= WHAT IS ASKED =
Print the listing as it stands, omitting all images.

Dataset items:
_ _ _ _ _
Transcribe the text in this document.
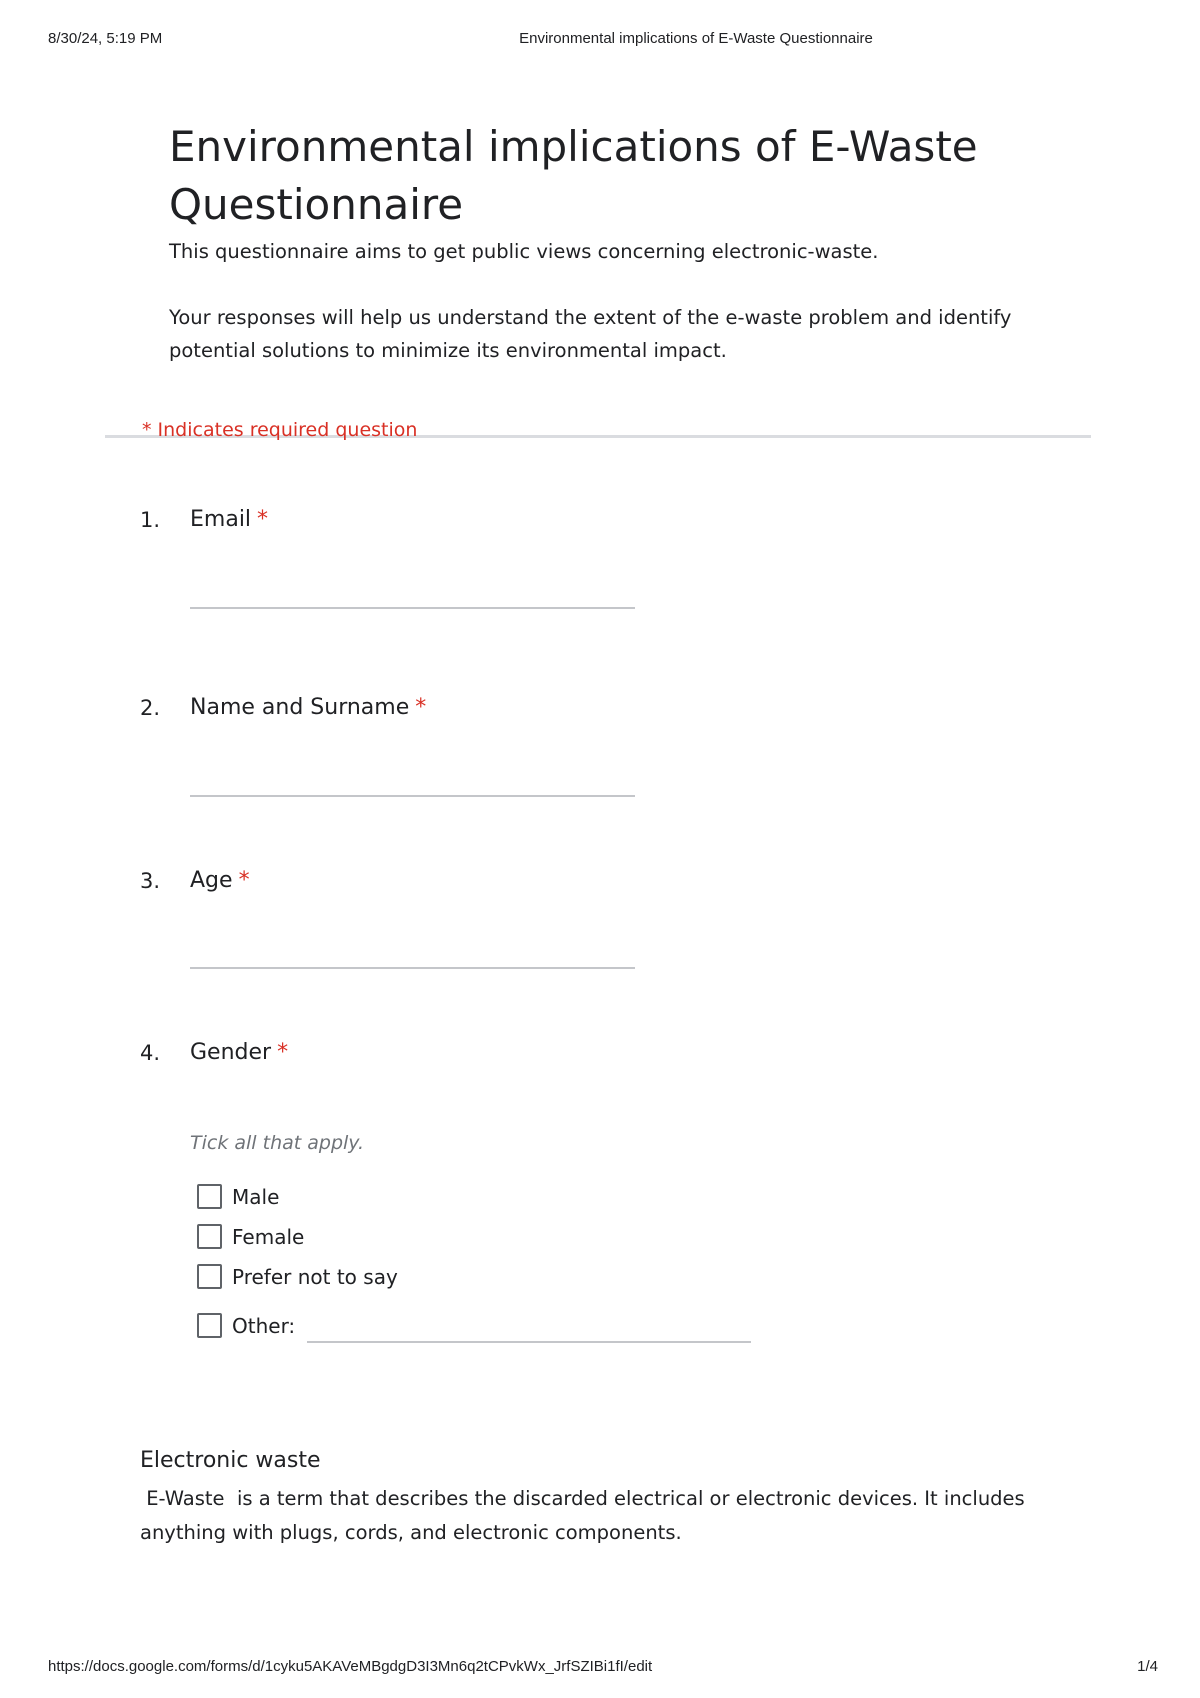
8/30/24, 5:19 PM	Environmental implications of E-Waste Questionnaire
Environmental implications of E-Waste Questionnaire

This questionnaire aims to get public views concerning electronic-waste.

Your responses will help us understand the extent of the e-waste problem and identify potential solutions to minimize its environmental impact.

* Indicates required question
1.	Email *
2.	Name and Surname *
3.	Age *
4.	Gender *
Tick all that apply.
Male
Female
Prefer not to say
Other:
Electronic waste
E-Waste  is a term that describes the discarded electrical or electronic devices. It includes anything with plugs, cords, and electronic components.
https://docs.google.com/forms/d/1cyku5AKAVeMBgdgD3I3Mn6q2tCPvkWx_JrfSZIBi1fI/edit	1/4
_ _ _ _ _
= FULL ANSWER =
Transcribe the text in this document.
8/30/24, 5:19 PM	Environmental implications of E-Waste Questionnaire
Environmental implications of E-Waste Questionnaire

This questionnaire aims to get public views concerning electronic-waste.

Your responses will help us understand the extent of the e-waste problem and identify potential solutions to minimize its environmental impact.

* Indicates required question
1.	Email *
2.	Name and Surname *
3.	Age *
4.	Gender *
Tick all that apply.
Male
Female
Prefer not to say
Other:
Electronic waste
E-Waste  is a term that describes the discarded electrical or electronic devices. It includes anything with plugs, cords, and electronic components.
https://docs.google.com/forms/d/1cyku5AKAVeMBgdgD3I3Mn6q2tCPvkWx_JrfSZIBi1fI/edit	1/4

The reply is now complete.